• [GIVEN TASK]:
Copy every line of the records below that holds the word "noise".

Chart and figure data
******
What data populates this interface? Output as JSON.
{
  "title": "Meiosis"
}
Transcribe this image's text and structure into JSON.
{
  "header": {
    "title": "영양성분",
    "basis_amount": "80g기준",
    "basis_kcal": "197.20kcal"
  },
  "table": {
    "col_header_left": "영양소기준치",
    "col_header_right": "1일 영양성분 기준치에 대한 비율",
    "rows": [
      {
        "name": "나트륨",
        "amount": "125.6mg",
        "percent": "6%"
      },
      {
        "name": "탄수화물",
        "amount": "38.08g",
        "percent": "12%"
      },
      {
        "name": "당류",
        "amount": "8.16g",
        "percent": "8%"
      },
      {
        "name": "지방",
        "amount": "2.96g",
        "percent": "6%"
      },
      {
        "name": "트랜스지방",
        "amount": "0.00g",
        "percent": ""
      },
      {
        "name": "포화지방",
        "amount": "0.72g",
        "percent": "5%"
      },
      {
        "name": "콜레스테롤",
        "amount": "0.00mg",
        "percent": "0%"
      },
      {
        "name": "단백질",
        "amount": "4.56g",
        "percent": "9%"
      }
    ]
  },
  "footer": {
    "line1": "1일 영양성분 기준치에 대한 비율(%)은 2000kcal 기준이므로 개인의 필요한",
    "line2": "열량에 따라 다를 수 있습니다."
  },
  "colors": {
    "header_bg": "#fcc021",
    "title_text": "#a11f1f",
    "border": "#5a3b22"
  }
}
******
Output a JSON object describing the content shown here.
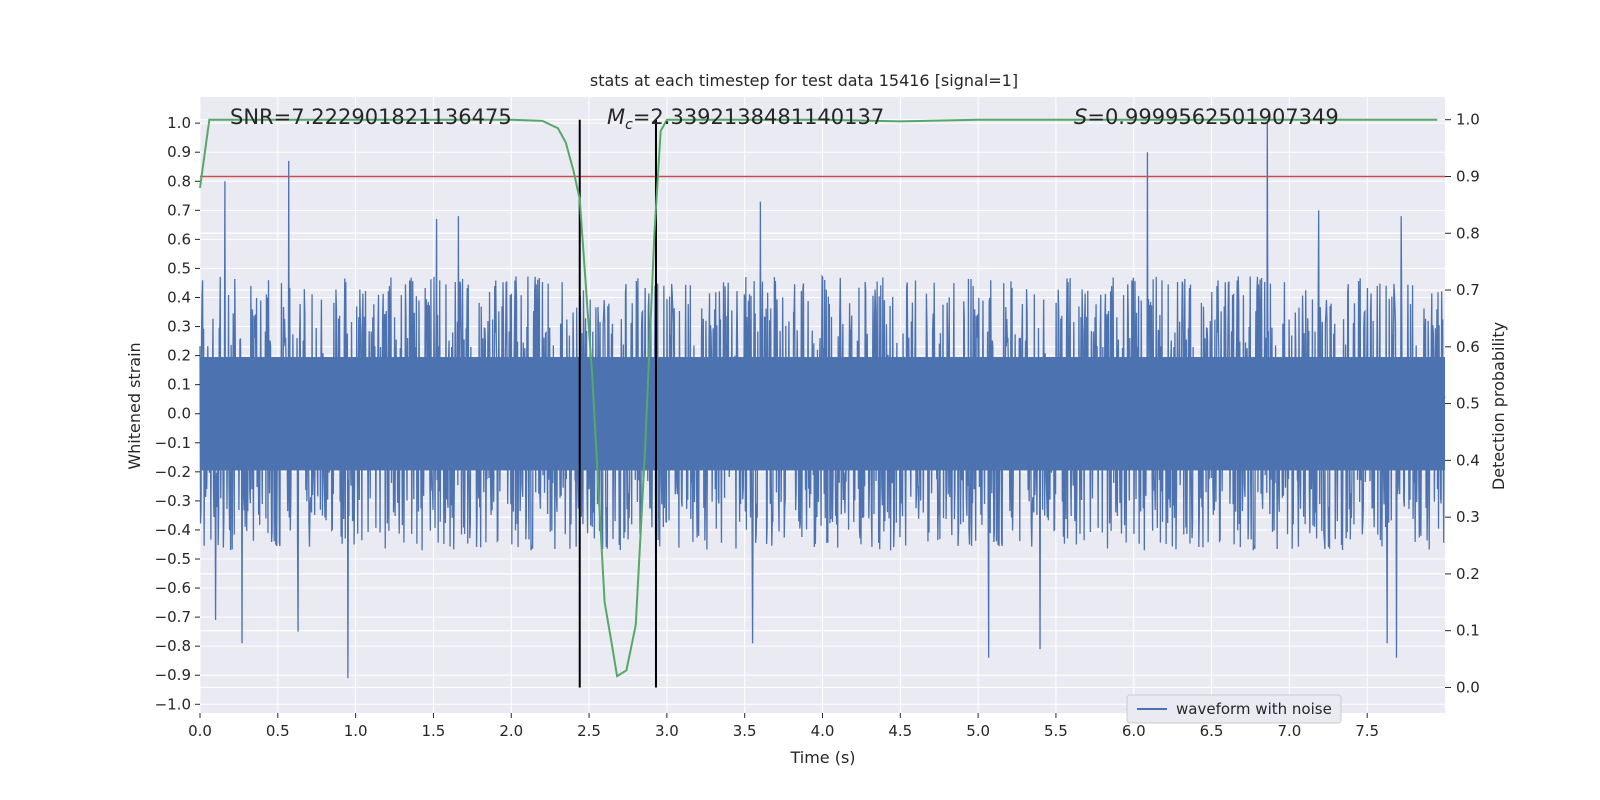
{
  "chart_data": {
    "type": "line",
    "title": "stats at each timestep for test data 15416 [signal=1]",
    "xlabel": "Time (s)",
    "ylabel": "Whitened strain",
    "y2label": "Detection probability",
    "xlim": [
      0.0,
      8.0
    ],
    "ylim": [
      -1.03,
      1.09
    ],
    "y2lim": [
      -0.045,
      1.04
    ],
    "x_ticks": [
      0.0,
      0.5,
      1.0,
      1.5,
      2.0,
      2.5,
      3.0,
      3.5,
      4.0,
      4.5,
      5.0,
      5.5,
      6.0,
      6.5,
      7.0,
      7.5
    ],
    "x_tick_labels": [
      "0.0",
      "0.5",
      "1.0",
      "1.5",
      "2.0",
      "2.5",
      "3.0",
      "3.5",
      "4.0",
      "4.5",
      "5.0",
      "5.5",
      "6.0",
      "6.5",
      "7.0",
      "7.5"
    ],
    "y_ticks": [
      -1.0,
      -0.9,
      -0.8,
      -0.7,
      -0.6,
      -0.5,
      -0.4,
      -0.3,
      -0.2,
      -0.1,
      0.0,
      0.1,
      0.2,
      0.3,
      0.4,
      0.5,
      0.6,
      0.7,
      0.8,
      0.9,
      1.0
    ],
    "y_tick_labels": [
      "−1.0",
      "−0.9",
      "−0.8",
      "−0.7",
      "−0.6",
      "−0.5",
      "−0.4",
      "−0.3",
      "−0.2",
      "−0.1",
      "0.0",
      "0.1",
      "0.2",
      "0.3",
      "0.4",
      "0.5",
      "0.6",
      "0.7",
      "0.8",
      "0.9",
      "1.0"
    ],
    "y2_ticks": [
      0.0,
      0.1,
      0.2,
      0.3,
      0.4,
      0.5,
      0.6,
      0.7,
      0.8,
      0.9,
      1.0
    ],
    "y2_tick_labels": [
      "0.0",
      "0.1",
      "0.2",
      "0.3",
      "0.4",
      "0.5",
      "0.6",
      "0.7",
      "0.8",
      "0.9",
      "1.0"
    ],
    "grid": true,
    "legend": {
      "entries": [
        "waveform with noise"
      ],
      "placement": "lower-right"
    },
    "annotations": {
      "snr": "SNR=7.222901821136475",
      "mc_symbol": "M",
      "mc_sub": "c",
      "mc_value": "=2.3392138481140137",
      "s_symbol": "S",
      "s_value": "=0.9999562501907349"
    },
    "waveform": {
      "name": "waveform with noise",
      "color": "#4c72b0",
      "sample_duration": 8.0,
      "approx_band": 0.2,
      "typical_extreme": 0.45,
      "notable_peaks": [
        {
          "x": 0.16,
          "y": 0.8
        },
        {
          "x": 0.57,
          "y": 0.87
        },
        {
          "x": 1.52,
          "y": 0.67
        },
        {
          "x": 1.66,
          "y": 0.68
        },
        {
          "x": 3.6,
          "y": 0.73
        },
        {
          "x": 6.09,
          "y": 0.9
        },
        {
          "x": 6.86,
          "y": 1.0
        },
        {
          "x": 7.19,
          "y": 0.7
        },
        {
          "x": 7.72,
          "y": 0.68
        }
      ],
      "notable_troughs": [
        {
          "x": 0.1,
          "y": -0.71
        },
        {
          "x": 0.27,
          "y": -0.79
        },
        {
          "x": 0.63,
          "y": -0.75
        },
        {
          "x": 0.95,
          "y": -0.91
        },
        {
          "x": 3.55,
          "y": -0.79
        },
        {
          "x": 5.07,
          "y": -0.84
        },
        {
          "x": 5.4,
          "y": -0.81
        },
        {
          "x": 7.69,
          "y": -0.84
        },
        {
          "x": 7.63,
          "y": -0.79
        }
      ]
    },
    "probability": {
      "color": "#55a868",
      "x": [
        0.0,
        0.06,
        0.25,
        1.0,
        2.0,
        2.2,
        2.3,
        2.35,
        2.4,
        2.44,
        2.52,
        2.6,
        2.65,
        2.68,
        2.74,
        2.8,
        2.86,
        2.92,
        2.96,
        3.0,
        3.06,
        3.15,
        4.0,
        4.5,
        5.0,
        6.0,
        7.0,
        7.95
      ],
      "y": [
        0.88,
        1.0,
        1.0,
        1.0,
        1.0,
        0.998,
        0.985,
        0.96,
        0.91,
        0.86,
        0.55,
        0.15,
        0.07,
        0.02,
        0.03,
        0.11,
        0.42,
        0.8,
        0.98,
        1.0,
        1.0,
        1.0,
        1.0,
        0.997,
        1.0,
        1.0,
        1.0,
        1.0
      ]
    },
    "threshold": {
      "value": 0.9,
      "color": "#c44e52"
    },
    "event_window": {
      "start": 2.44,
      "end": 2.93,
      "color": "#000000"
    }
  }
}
******
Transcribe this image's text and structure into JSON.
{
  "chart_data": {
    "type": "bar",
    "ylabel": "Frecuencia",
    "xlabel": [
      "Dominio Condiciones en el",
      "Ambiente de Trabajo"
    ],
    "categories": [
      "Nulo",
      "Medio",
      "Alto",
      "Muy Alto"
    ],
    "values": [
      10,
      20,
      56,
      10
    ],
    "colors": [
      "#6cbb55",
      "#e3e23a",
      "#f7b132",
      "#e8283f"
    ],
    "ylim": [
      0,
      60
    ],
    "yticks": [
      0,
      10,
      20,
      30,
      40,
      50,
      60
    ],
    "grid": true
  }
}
******
• [THE COMPLETED TASK]:
        "waveform with noise"
      "name": "waveform with noise",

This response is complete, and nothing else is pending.